Directive =
Answer with a single number: the count of lines that include the string "MOMENTO".

──────────

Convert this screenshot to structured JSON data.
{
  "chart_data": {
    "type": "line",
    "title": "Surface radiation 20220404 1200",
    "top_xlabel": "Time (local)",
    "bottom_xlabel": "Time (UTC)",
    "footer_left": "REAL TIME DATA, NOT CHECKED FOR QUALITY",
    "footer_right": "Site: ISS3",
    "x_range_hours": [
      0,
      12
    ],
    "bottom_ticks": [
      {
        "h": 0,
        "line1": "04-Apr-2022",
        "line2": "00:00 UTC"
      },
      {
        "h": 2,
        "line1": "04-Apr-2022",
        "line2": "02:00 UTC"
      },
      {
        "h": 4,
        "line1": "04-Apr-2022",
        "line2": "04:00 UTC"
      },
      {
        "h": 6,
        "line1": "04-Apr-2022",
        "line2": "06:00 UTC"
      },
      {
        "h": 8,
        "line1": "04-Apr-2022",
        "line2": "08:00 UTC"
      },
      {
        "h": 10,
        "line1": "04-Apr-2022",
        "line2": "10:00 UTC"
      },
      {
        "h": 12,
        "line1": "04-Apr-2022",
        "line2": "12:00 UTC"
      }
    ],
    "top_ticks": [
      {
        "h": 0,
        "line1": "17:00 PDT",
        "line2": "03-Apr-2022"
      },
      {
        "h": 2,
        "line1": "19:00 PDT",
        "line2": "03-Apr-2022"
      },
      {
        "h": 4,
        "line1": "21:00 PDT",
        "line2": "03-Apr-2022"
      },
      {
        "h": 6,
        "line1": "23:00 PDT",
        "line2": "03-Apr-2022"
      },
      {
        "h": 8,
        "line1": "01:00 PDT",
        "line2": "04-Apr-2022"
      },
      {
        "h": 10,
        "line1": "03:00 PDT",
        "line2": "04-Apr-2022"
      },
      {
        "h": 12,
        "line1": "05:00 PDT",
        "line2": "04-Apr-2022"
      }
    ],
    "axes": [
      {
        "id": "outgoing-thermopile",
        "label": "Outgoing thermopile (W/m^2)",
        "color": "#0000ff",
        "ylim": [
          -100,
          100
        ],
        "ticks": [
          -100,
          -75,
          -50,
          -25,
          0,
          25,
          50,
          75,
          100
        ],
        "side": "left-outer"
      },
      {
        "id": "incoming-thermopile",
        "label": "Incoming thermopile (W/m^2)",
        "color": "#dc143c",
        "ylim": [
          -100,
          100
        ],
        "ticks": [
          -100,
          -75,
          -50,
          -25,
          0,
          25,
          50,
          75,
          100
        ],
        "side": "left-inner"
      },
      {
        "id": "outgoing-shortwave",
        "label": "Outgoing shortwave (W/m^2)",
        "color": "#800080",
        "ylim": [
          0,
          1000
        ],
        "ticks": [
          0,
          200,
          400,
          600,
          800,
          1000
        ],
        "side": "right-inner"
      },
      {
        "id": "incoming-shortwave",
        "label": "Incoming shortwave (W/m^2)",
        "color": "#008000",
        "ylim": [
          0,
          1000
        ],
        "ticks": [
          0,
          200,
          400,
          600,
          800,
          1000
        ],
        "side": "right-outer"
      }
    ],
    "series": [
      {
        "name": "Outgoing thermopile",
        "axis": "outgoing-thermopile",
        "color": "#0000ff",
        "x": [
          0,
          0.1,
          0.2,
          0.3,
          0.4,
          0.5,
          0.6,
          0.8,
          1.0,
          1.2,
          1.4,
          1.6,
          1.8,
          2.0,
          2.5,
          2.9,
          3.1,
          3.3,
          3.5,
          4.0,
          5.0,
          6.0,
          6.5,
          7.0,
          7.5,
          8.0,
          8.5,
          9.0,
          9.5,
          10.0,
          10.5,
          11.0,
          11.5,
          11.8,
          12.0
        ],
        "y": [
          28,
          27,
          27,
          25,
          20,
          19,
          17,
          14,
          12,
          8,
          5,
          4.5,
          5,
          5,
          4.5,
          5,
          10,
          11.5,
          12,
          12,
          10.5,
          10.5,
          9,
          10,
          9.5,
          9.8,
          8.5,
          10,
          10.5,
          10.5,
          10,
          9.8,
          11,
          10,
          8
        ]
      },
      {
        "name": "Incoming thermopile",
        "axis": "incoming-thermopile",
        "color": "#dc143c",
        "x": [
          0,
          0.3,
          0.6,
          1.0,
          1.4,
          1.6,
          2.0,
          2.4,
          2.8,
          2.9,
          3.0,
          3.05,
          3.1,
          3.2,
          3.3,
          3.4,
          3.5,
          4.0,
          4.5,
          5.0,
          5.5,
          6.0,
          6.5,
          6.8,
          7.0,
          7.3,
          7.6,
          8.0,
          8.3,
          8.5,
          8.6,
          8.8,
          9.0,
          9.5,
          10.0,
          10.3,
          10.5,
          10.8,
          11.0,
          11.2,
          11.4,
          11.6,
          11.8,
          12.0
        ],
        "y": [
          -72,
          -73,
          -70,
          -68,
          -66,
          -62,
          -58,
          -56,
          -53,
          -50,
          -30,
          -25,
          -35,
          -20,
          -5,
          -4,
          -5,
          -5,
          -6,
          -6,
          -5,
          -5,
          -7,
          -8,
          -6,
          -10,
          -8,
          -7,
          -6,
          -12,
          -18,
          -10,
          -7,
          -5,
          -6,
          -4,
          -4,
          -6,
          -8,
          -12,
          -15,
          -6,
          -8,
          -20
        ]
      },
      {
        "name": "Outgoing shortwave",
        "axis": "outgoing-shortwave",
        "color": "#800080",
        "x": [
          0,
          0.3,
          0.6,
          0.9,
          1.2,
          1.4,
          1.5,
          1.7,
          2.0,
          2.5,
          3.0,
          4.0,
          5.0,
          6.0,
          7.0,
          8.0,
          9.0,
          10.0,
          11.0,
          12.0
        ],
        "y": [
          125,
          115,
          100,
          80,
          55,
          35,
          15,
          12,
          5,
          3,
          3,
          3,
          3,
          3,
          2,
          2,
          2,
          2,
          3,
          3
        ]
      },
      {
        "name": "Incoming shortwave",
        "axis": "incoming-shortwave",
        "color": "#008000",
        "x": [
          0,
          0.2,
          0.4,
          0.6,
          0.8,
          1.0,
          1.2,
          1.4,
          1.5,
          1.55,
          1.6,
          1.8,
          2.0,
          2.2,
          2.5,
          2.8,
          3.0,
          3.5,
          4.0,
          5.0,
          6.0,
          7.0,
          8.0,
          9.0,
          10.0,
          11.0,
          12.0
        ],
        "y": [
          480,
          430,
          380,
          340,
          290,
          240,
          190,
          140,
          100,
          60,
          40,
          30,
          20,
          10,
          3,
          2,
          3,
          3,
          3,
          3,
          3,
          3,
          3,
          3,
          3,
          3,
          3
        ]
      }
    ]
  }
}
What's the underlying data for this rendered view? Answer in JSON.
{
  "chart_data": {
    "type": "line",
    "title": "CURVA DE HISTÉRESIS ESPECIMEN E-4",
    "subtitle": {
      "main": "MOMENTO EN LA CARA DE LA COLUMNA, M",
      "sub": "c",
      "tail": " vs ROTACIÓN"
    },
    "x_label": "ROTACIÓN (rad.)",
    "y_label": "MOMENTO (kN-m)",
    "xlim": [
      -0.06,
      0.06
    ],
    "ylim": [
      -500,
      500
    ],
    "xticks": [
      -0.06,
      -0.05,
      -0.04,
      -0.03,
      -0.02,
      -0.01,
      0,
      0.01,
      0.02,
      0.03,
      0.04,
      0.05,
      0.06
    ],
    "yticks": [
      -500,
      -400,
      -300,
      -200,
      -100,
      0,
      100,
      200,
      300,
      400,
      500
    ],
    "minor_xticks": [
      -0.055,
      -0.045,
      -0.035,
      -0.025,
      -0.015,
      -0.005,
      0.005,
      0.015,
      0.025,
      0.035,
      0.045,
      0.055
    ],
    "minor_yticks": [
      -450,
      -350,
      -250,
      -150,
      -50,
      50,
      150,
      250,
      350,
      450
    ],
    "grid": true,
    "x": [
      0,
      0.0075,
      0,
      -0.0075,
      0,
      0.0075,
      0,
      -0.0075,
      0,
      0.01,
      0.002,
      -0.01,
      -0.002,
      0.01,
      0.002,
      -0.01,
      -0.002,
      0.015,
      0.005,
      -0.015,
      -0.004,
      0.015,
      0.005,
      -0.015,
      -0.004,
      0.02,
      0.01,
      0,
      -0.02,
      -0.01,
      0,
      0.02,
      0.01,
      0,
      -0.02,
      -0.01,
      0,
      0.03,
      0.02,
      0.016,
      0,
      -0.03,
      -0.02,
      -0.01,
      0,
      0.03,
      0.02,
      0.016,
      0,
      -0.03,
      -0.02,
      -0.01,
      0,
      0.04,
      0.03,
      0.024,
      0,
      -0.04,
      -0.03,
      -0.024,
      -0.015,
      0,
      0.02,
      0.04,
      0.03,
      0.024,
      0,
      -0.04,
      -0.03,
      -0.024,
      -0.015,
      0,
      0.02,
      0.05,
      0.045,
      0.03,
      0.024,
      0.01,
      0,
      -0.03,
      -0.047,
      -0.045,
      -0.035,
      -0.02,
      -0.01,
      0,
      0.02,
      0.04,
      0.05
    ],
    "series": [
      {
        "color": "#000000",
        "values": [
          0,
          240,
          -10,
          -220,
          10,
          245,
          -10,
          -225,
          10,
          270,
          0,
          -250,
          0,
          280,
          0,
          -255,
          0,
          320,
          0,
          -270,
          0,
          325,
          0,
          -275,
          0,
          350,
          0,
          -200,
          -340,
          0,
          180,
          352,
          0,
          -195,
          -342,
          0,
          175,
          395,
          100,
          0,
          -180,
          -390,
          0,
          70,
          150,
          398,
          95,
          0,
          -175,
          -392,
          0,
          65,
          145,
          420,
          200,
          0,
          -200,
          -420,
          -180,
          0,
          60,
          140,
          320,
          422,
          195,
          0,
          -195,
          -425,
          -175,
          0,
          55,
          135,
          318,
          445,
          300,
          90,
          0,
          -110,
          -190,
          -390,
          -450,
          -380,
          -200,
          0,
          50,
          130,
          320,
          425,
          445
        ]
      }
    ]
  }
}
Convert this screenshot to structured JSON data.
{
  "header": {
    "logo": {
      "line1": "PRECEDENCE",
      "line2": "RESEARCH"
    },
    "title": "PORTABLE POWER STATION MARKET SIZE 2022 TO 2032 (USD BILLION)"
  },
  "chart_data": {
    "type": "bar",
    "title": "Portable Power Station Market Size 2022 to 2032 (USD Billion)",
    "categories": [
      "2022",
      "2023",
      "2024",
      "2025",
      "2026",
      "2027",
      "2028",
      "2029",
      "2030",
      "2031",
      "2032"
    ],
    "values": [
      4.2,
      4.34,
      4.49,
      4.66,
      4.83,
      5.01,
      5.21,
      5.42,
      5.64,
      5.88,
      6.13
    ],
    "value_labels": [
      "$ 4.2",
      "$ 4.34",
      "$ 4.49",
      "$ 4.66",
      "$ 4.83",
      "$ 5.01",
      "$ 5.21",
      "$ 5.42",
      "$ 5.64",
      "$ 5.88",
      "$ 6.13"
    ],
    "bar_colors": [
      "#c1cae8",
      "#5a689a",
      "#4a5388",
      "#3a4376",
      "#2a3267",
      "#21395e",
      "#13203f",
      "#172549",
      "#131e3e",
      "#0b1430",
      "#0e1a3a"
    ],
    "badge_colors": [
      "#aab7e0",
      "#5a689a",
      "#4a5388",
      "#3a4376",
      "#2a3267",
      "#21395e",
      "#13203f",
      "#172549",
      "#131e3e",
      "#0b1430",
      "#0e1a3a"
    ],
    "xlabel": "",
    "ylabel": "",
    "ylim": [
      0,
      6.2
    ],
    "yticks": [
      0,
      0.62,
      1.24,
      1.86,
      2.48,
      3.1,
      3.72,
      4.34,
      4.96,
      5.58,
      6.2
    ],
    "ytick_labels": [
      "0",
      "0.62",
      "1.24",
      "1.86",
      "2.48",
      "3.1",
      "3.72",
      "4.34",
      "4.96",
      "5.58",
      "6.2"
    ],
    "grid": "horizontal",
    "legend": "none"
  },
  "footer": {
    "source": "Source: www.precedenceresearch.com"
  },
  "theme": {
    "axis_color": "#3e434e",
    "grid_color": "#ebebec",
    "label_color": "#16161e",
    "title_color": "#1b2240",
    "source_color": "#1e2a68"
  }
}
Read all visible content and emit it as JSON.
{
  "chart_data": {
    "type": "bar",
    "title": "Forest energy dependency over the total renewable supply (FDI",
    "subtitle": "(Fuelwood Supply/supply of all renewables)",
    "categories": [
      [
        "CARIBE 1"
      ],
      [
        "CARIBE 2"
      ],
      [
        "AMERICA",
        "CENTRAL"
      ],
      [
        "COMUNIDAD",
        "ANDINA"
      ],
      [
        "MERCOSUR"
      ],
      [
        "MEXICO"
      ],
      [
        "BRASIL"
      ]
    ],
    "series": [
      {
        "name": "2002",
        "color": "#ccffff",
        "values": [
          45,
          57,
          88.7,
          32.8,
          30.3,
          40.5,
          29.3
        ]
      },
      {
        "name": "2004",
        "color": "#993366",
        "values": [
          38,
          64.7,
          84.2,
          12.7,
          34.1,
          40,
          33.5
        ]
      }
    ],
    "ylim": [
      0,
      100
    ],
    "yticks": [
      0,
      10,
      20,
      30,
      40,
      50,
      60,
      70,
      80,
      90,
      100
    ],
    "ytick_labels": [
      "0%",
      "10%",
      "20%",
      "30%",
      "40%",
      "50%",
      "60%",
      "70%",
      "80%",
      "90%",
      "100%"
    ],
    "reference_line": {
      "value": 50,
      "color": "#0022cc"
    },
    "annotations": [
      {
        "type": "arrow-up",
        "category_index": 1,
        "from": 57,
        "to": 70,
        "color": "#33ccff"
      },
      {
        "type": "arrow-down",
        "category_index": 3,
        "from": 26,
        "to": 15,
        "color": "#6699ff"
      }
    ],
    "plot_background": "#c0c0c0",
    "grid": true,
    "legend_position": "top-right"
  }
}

──────────

Task output =
2